▸ TEXT PASSAGE:
================================

Secondly, we now live in a culture where it’s impossible to keep up. The other night, my wife and I went out to eat and found ourselves looking at the TV in the restaurant’s bar. It was showing a sitcom, and as we watched the muted screen we tried to figure out what it was.

We made a few guesses, and then I pulled out my phone and discovered that it was “Modern Family,” a wildly popular TV show that’s been on the air, and off my radar, for a decade.

I’m not a cultural hermit either, holed up in a cave with my Beatles CDs and VHS copies of “The Golden Girls,” Farrah Fawcett poster on my wall, muttering to myself about how young people don’t appreciate the Cowsills.

I know what’s going on. I watched “Fleabag,” both seasons. That makes me hip, right?

There’s just too much out there, folks, and we’ve got bigger problems than Van Halen’s legacy, anyway. There’s no point in arguing with people who want to apply the final coat of varnish to the past and call it finished; they’ll always be with us, and they always have been.

For the rest of us, though, increased choice is an opportunity to learn and grow. We can’t read everything, see everything, listen to it all, but we can explore and it’s good for us, I think.

These year-end lists of everything that are popping up now offer lots of good suggestions.

One of them might be Billie Eilish, actually. She has an interesting quality that I found compelling, and she’s just getting started. It might be fun to see where she ends up.

And watch “Fleabag” if you haven’t already. It’s wonderful.

So is “The Golden Girls,” by the way. Ask a young person. They know all about it.

================================

▸ DATA BLOCK:
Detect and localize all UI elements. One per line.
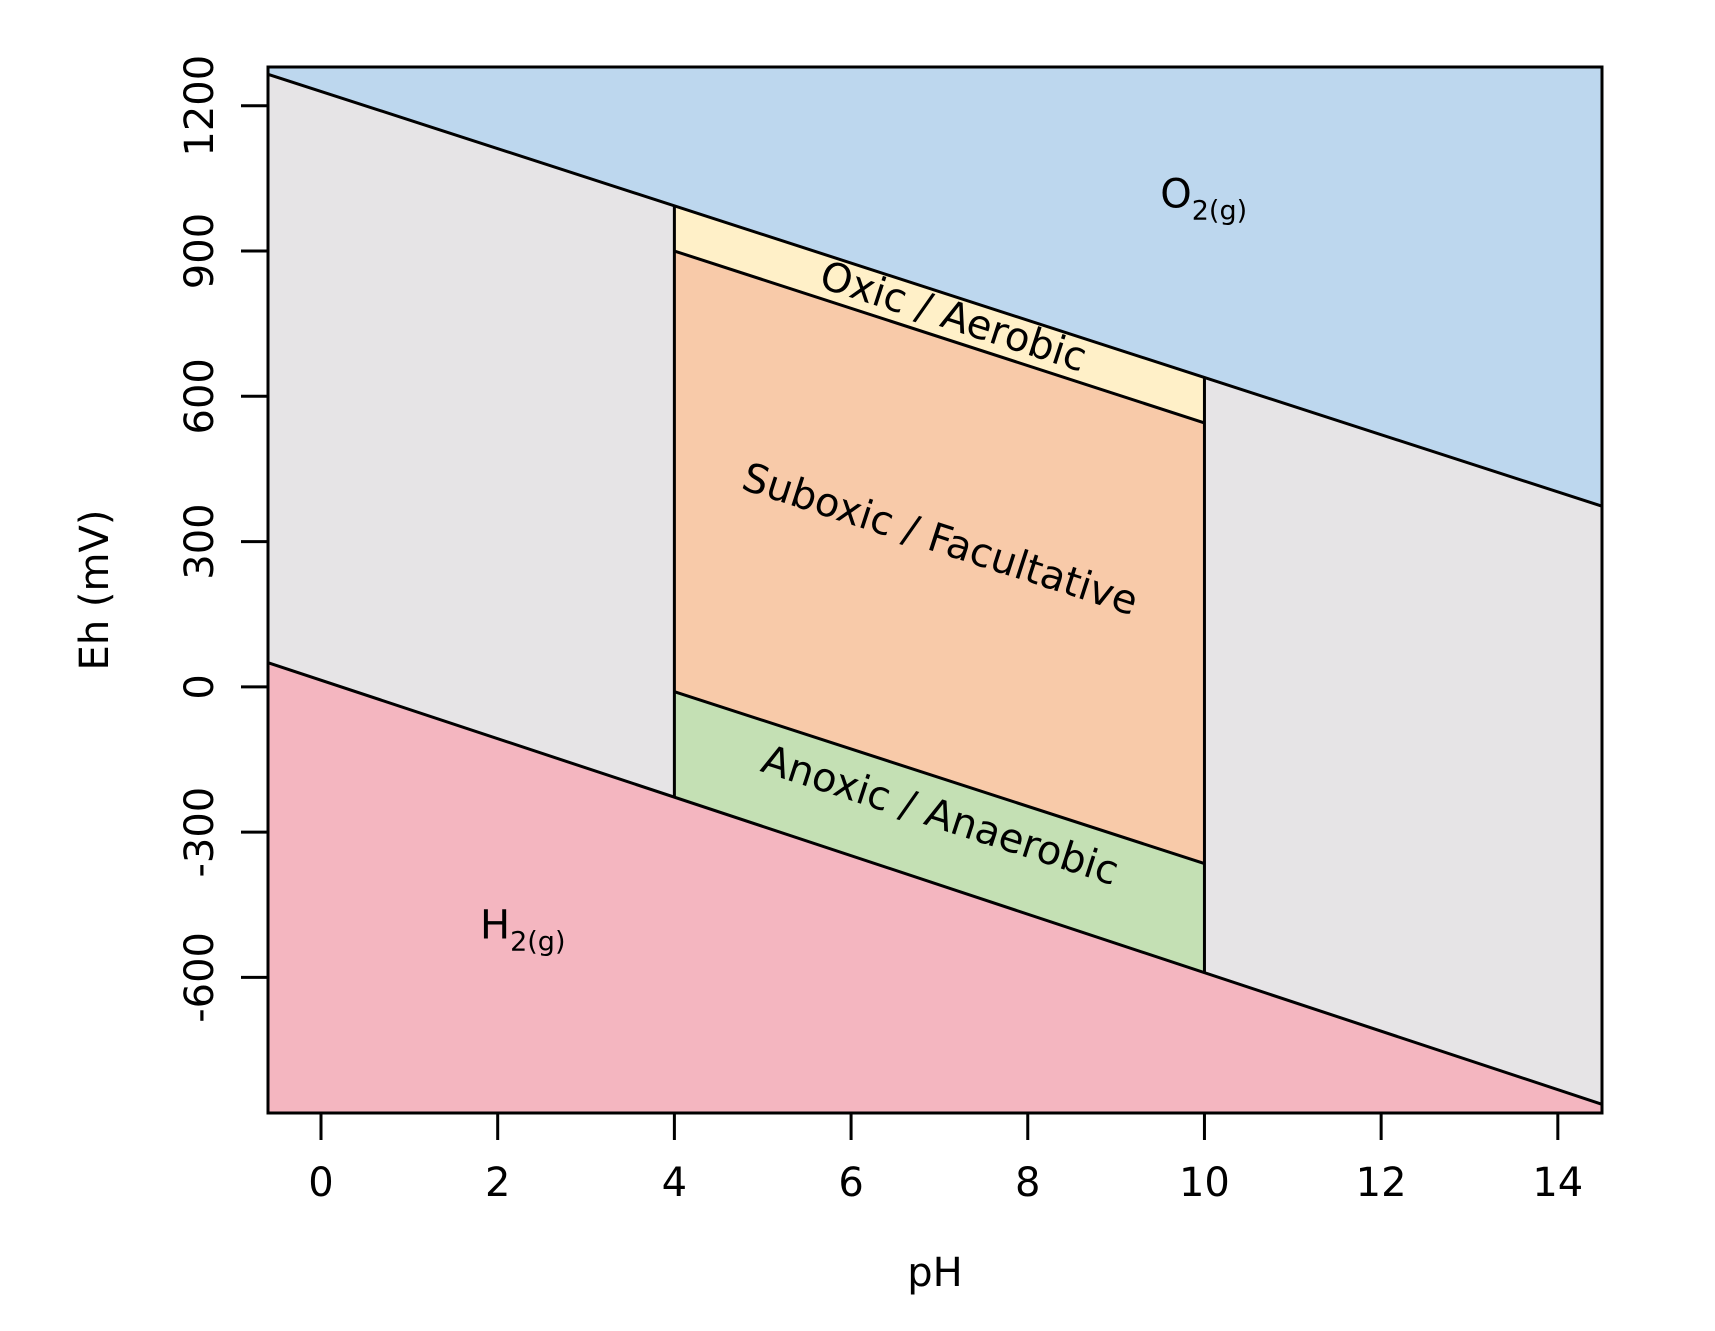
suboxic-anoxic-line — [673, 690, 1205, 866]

================================

▸ LIST OF TASKS:
1. In the passage about keeping up with culture, rewrite the part starting at "These year-end lists" and ending at "all about it.", swapping "wonderful" for "brilliant".
2. In the passage about keeping up with culture, which show turned out to be playing on the muted screen in the restaurant's bar?

▸ ANSWERS PER TASK:
1.
These year-end lists of everything that are popping up now offer lots of good suggestions.

One of them might be Billie Eilish, actually. She has an interesting quality that I found compelling, and she’s just getting started. It might be fun to see where she ends up.

And watch “Fleabag” if you haven’t already. It’s brilliant.

So is “The Golden Girls,” by the way. Ask a young person. They know all about it.

2. "Modern Family"